**Your instructions**
Listed below are entries; give the number of lines among them that include "MIASTA", and only that number.

**Dataset records**
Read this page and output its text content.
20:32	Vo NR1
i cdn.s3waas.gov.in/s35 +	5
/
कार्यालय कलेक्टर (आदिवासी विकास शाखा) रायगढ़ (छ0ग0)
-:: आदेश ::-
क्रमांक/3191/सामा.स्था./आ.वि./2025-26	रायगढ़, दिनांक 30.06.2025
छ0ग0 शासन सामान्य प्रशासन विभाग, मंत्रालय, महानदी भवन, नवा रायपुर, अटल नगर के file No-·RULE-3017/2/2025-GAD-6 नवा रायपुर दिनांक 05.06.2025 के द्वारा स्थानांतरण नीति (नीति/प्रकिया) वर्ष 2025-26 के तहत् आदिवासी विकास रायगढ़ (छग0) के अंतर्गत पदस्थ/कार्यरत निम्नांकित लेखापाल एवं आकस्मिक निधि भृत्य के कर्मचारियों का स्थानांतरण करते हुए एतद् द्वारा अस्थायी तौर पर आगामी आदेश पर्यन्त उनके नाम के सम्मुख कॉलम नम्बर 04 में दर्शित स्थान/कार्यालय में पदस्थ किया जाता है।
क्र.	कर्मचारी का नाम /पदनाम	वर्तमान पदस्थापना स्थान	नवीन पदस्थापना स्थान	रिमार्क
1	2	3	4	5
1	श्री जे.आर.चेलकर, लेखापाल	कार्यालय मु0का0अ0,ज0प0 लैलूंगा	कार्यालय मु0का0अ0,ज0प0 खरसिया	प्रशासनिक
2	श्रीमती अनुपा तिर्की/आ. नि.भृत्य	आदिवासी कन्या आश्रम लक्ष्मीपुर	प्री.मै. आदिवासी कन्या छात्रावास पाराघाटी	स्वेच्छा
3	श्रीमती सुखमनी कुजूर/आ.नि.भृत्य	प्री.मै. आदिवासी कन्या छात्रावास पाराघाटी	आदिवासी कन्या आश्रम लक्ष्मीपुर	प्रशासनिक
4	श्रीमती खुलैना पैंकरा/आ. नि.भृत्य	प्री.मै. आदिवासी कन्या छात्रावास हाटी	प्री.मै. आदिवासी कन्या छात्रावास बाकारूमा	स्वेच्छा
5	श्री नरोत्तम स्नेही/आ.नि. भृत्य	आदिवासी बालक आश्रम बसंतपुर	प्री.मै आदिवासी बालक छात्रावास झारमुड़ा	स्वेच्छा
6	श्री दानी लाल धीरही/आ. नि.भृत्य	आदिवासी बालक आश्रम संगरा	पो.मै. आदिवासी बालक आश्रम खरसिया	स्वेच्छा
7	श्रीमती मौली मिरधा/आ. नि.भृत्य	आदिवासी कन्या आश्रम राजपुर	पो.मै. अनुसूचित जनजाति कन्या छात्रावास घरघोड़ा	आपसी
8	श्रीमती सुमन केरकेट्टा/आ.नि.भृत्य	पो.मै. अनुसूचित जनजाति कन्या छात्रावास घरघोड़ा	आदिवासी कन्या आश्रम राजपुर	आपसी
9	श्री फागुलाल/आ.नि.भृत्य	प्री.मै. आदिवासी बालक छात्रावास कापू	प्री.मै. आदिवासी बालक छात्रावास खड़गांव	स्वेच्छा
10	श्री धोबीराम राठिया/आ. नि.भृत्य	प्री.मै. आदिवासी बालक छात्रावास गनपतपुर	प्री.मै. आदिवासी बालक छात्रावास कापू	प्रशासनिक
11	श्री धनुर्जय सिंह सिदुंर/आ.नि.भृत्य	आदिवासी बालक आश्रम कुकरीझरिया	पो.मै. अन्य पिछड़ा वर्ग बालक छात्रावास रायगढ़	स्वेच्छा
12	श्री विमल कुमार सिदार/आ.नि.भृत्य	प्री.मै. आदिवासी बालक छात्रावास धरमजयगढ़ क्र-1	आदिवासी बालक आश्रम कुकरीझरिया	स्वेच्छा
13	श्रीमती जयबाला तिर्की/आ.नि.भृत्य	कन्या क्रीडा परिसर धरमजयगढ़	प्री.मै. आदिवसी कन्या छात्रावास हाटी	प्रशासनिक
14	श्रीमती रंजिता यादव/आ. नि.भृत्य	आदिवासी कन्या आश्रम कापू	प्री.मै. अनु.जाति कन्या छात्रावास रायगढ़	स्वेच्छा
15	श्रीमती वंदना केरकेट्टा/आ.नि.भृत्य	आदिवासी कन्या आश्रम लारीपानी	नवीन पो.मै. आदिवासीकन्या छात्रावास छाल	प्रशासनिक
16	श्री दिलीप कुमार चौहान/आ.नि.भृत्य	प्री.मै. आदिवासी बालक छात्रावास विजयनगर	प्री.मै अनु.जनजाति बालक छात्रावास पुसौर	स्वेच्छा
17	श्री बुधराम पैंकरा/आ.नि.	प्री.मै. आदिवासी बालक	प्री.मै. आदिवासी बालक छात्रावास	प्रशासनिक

==

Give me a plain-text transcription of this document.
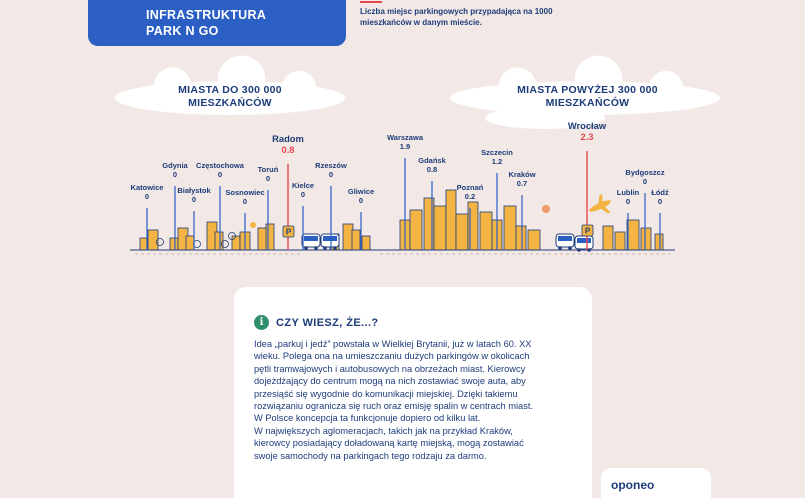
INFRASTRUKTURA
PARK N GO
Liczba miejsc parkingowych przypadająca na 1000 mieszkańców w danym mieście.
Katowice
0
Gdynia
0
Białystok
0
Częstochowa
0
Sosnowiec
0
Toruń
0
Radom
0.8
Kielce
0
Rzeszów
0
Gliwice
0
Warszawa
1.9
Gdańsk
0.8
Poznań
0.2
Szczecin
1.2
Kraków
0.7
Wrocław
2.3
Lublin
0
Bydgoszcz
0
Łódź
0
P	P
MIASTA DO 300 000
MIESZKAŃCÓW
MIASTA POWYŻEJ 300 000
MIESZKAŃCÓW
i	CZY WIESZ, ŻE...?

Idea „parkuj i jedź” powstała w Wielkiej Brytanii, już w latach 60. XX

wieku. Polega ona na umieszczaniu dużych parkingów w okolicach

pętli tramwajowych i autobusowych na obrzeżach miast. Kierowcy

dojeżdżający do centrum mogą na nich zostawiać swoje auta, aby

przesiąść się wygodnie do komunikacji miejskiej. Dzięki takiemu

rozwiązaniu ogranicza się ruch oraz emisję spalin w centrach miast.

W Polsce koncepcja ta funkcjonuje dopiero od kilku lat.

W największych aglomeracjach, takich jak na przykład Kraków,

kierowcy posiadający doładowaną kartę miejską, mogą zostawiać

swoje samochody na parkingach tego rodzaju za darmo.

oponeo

**Response for this exercise**
2